> EXERCISE PROMPT:
Print, exactly and completely, every entry in the data.

>> begin

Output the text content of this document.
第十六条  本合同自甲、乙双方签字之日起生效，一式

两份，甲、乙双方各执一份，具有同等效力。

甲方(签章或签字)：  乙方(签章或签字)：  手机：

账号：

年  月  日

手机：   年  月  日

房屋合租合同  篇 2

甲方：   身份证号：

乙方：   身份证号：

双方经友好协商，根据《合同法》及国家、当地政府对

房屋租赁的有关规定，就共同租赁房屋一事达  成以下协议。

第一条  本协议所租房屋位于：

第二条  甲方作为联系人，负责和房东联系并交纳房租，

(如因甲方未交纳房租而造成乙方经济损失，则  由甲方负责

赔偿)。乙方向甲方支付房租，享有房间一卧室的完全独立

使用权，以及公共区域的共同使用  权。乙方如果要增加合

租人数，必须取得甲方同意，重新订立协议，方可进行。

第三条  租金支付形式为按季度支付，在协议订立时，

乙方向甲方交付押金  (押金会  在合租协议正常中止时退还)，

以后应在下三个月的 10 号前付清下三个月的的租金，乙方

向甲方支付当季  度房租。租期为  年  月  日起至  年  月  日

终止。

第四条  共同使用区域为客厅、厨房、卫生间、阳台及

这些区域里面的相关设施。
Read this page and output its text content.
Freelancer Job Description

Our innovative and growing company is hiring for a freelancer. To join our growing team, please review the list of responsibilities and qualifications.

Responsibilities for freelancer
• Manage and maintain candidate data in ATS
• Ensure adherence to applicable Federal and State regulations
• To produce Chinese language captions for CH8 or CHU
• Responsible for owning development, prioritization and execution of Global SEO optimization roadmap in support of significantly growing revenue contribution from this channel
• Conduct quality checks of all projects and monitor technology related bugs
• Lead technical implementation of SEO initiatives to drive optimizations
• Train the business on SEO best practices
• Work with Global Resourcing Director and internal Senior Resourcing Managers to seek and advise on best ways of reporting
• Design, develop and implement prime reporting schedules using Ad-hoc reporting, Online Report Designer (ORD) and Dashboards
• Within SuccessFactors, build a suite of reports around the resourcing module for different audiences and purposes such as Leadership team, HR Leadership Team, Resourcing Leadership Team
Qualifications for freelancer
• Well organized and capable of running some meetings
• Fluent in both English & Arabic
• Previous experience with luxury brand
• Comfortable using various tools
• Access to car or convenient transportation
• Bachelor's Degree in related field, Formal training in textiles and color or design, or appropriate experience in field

>> end

> ANSWER IN FULL:
Output the text content of this document.
第十六条  本合同自甲、乙双方签字之日起生效，一式

两份，甲、乙双方各执一份，具有同等效力。

甲方(签章或签字)：  乙方(签章或签字)：  手机：

账号：

年  月  日

手机：   年  月  日

房屋合租合同  篇 2

甲方：   身份证号：

乙方：   身份证号：

双方经友好协商，根据《合同法》及国家、当地政府对

房屋租赁的有关规定，就共同租赁房屋一事达  成以下协议。

第一条  本协议所租房屋位于：

第二条  甲方作为联系人，负责和房东联系并交纳房租，

(如因甲方未交纳房租而造成乙方经济损失，则  由甲方负责

赔偿)。乙方向甲方支付房租，享有房间一卧室的完全独立

使用权，以及公共区域的共同使用  权。乙方如果要增加合

租人数，必须取得甲方同意，重新订立协议，方可进行。

第三条  租金支付形式为按季度支付，在协议订立时，

乙方向甲方交付押金  (押金会  在合租协议正常中止时退还)，

以后应在下三个月的 10 号前付清下三个月的的租金，乙方

向甲方支付当季  度房租。租期为  年  月  日起至  年  月  日

终止。

第四条  共同使用区域为客厅、厨房、卫生间、阳台及

这些区域里面的相关设施。
Read this page and output its text content.
Freelancer Job Description

Our innovative and growing company is hiring for a freelancer. To join our growing team, please review the list of responsibilities and qualifications.

Responsibilities for freelancer
• Manage and maintain candidate data in ATS
• Ensure adherence to applicable Federal and State regulations
• To produce Chinese language captions for CH8 or CHU
• Responsible for owning development, prioritization and execution of Global SEO optimization roadmap in support of significantly growing revenue contribution from this channel
• Conduct quality checks of all projects and monitor technology related bugs
• Lead technical implementation of SEO initiatives to drive optimizations
• Train the business on SEO best practices
• Work with Global Resourcing Director and internal Senior Resourcing Managers to seek and advise on best ways of reporting
• Design, develop and implement prime reporting schedules using Ad-hoc reporting, Online Report Designer (ORD) and Dashboards
• Within SuccessFactors, build a suite of reports around the resourcing module for different audiences and purposes such as Leadership team, HR Leadership Team, Resourcing Leadership Team
Qualifications for freelancer
• Well organized and capable of running some meetings
• Fluent in both English & Arabic
• Previous experience with luxury brand
• Comfortable using various tools
• Access to car or convenient transportation
• Bachelor's Degree in related field, Formal training in textiles and color or design, or appropriate experience in field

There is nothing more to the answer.